**Visual layout annotation data**
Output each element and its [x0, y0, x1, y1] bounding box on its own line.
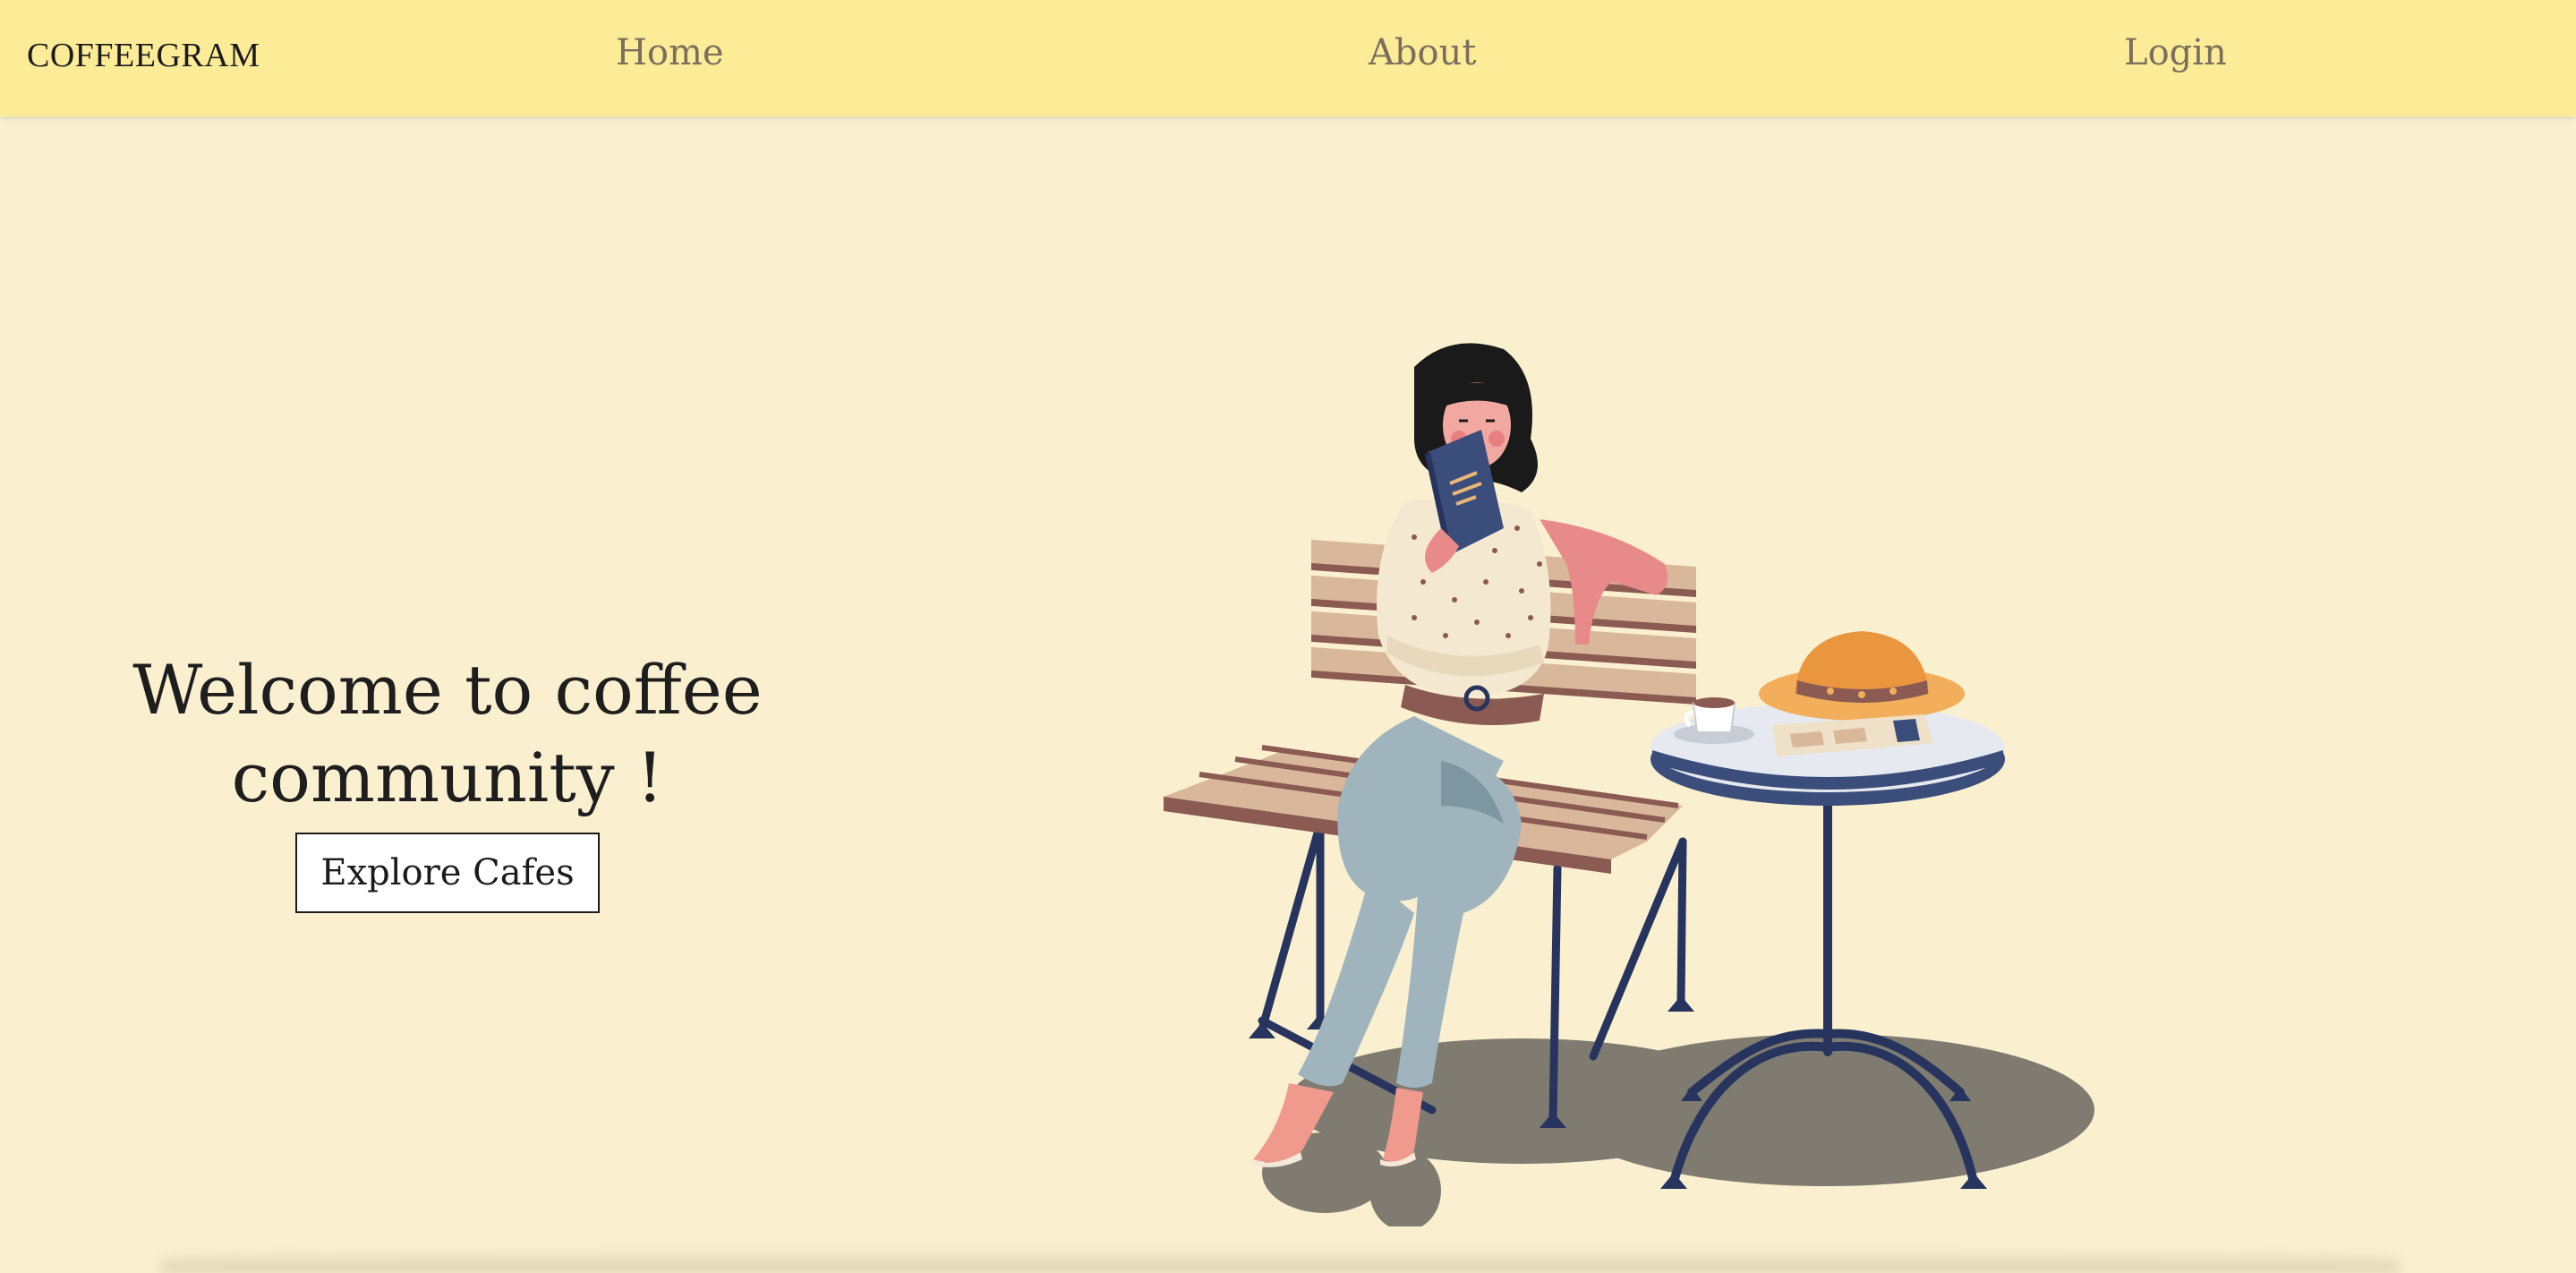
- brand-logo[interactable]: COFFEEGRAM: [27, 36, 260, 75]
- nav-link-login[interactable]: Login: [2124, 32, 2227, 73]
- ground-shadow: [1262, 1034, 2094, 1226]
- nav-link-about[interactable]: About: [1369, 32, 1476, 73]
- bottom-shadow: [161, 1246, 2399, 1273]
- hero-title: Welcome to coffee community !: [132, 650, 763, 817]
- top-navbar: COFFEEGRAM Home About Login: [0, 0, 2576, 116]
- explore-cafes-button[interactable]: Explore Cafes: [295, 833, 600, 913]
- sun-hat-icon: [1759, 631, 1965, 721]
- woman-reading-at-cafe-illustration: [1164, 343, 2094, 1226]
- nav-link-home[interactable]: Home: [616, 32, 724, 73]
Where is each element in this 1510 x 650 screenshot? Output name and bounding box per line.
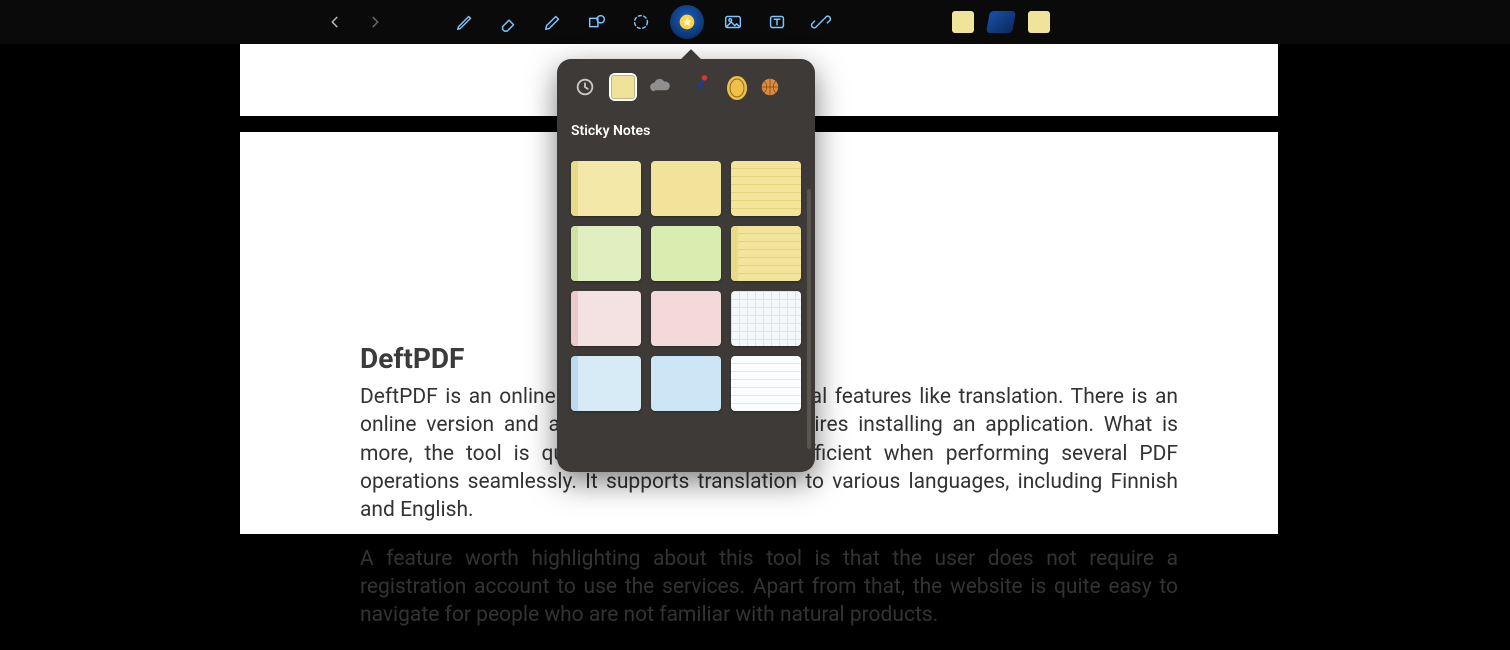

**SET EXERCISE**
Retype every line above word for word, with nothing changed, and leave out the pictures.

**COMPLETED EXERCISE**
Output each element and its [x0, y0, x1, y1] bounding box on its own line.
- brand-logo[interactable]: COFFEEGRAM: [27, 36, 260, 75]
- nav-link-login[interactable]: Login: [2124, 32, 2227, 73]
- ground-shadow: [1262, 1034, 2094, 1226]
- nav-link-about[interactable]: About: [1369, 32, 1476, 73]
- bottom-shadow: [161, 1246, 2399, 1273]
- hero-title: Welcome to coffee community !: [132, 650, 763, 817]
- top-navbar: COFFEEGRAM Home About Login: [0, 0, 2576, 116]
- explore-cafes-button[interactable]: Explore Cafes: [295, 833, 600, 913]
- sun-hat-icon: [1759, 631, 1965, 721]
- woman-reading-at-cafe-illustration: [1164, 343, 2094, 1226]
- nav-link-home[interactable]: Home: [616, 32, 724, 73]
Where is each element in this 1510 x 650 screenshot? Output name and bounding box per line.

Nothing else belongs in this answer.